Provided data:
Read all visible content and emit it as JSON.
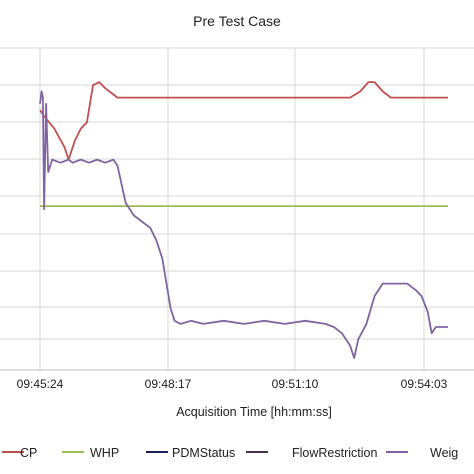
{
  "chart_data": {
    "type": "line",
    "title": "Pre Test Case",
    "xlabel": "Acquisition Time [hh:mm:ss]",
    "ylabel": "",
    "x_ticks": [
      "09:45:24",
      "09:48:17",
      "09:51:10",
      "09:54:03"
    ],
    "grid": true,
    "legend_position": "bottom",
    "series": [
      {
        "name": "CP",
        "color": "#c0504d",
        "points": [
          [
            0,
            80
          ],
          [
            0.1,
            78
          ],
          [
            0.35,
            74
          ],
          [
            0.6,
            68
          ],
          [
            0.7,
            64
          ],
          [
            0.85,
            70
          ],
          [
            1.0,
            74
          ],
          [
            1.15,
            76
          ],
          [
            1.3,
            88
          ],
          [
            1.45,
            89
          ],
          [
            1.6,
            87
          ],
          [
            1.9,
            84
          ],
          [
            2.3,
            84
          ],
          [
            3,
            84
          ],
          [
            4,
            84
          ],
          [
            5,
            84
          ],
          [
            6,
            84
          ],
          [
            7,
            84
          ],
          [
            7.6,
            84
          ],
          [
            7.85,
            86
          ],
          [
            8.05,
            89
          ],
          [
            8.2,
            89
          ],
          [
            8.4,
            86
          ],
          [
            8.6,
            84
          ],
          [
            9,
            84
          ],
          [
            10,
            84
          ]
        ]
      },
      {
        "name": "WHP",
        "color": "#9bbb59",
        "points": [
          [
            0,
            49
          ],
          [
            10,
            49
          ]
        ]
      },
      {
        "name": "PDMStatus",
        "color": "#1f1f5a",
        "points": []
      },
      {
        "name": "FlowRestriction",
        "color": "#403152",
        "points": []
      },
      {
        "name": "Weig",
        "color": "#8064a2",
        "points": [
          [
            0,
            82
          ],
          [
            0.04,
            86
          ],
          [
            0.07,
            84
          ],
          [
            0.1,
            48
          ],
          [
            0.15,
            82
          ],
          [
            0.2,
            60
          ],
          [
            0.3,
            64
          ],
          [
            0.5,
            63
          ],
          [
            0.7,
            64
          ],
          [
            0.8,
            63
          ],
          [
            1.0,
            64
          ],
          [
            1.2,
            63
          ],
          [
            1.4,
            64
          ],
          [
            1.6,
            63
          ],
          [
            1.8,
            64
          ],
          [
            1.9,
            62
          ],
          [
            2.0,
            56
          ],
          [
            2.1,
            50
          ],
          [
            2.3,
            46
          ],
          [
            2.5,
            44
          ],
          [
            2.7,
            42
          ],
          [
            2.85,
            38
          ],
          [
            3.0,
            32
          ],
          [
            3.1,
            24
          ],
          [
            3.2,
            16
          ],
          [
            3.3,
            12
          ],
          [
            3.45,
            11
          ],
          [
            3.7,
            12
          ],
          [
            4.0,
            11
          ],
          [
            4.5,
            12
          ],
          [
            5.0,
            11
          ],
          [
            5.5,
            12
          ],
          [
            6.0,
            11
          ],
          [
            6.5,
            12
          ],
          [
            7.0,
            11
          ],
          [
            7.2,
            10
          ],
          [
            7.4,
            8
          ],
          [
            7.6,
            4
          ],
          [
            7.7,
            0
          ],
          [
            7.8,
            6
          ],
          [
            8.0,
            11
          ],
          [
            8.2,
            20
          ],
          [
            8.4,
            24
          ],
          [
            8.6,
            24
          ],
          [
            8.8,
            24
          ],
          [
            9.0,
            24
          ],
          [
            9.2,
            22
          ],
          [
            9.35,
            20
          ],
          [
            9.5,
            15
          ],
          [
            9.6,
            8
          ],
          [
            9.7,
            10
          ],
          [
            10,
            10
          ]
        ]
      }
    ]
  }
}
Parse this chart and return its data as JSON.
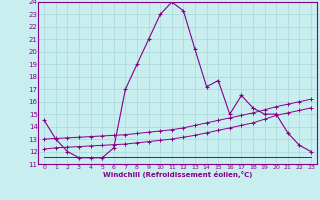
{
  "xlabel": "Windchill (Refroidissement éolien,°C)",
  "bg_color": "#c8eef0",
  "line_color": "#880088",
  "grid_color": "#aad8d8",
  "xlim": [
    -0.5,
    23.5
  ],
  "ylim": [
    11,
    24
  ],
  "xticks": [
    0,
    1,
    2,
    3,
    4,
    5,
    6,
    7,
    8,
    9,
    10,
    11,
    12,
    13,
    14,
    15,
    16,
    17,
    18,
    19,
    20,
    21,
    22,
    23
  ],
  "yticks": [
    11,
    12,
    13,
    14,
    15,
    16,
    17,
    18,
    19,
    20,
    21,
    22,
    23,
    24
  ],
  "line1_x": [
    0,
    1,
    2,
    3,
    4,
    5,
    6,
    7,
    8,
    9,
    10,
    11,
    12,
    13,
    14,
    15,
    16,
    17,
    18,
    19,
    20,
    21,
    22,
    23
  ],
  "line1_y": [
    14.5,
    13.0,
    12.0,
    11.5,
    11.5,
    11.5,
    12.3,
    17.0,
    19.0,
    21.0,
    23.0,
    24.0,
    23.3,
    20.2,
    17.2,
    17.7,
    15.0,
    16.5,
    15.5,
    15.0,
    15.0,
    13.5,
    12.5,
    12.0
  ],
  "line2_x": [
    0,
    1,
    2,
    3,
    4,
    5,
    6,
    7,
    8,
    9,
    10,
    11,
    12,
    13,
    14,
    15,
    16,
    17,
    18,
    19,
    20,
    21,
    22,
    23
  ],
  "line2_y": [
    12.2,
    12.3,
    12.35,
    12.4,
    12.45,
    12.5,
    12.55,
    12.6,
    12.7,
    12.8,
    12.9,
    13.0,
    13.15,
    13.3,
    13.5,
    13.7,
    13.9,
    14.1,
    14.3,
    14.6,
    14.9,
    15.1,
    15.3,
    15.5
  ],
  "line3_x": [
    0,
    1,
    2,
    3,
    4,
    5,
    6,
    7,
    8,
    9,
    10,
    11,
    12,
    13,
    14,
    15,
    16,
    17,
    18,
    19,
    20,
    21,
    22,
    23
  ],
  "line3_y": [
    13.0,
    13.05,
    13.1,
    13.15,
    13.2,
    13.25,
    13.3,
    13.35,
    13.45,
    13.55,
    13.65,
    13.75,
    13.9,
    14.1,
    14.3,
    14.5,
    14.7,
    14.9,
    15.1,
    15.35,
    15.6,
    15.8,
    16.0,
    16.2
  ],
  "line4_x": [
    0,
    1,
    2,
    3,
    4,
    5,
    6,
    7,
    8,
    9,
    10,
    11,
    12,
    13,
    14,
    15,
    16,
    17,
    18,
    19,
    20,
    21,
    22,
    23
  ],
  "line4_y": [
    11.6,
    11.6,
    11.6,
    11.6,
    11.6,
    11.6,
    11.6,
    11.6,
    11.6,
    11.6,
    11.6,
    11.6,
    11.6,
    11.6,
    11.6,
    11.6,
    11.6,
    11.6,
    11.6,
    11.6,
    11.6,
    11.6,
    11.6,
    11.6
  ]
}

Job:
Copy out all lines from the material above that contain the string "name".

Written response:
        "name": "CP",
        "name": "WHP",
        "name": "PDMStatus",
        "name": "FlowRestriction",
        "name": "Weig",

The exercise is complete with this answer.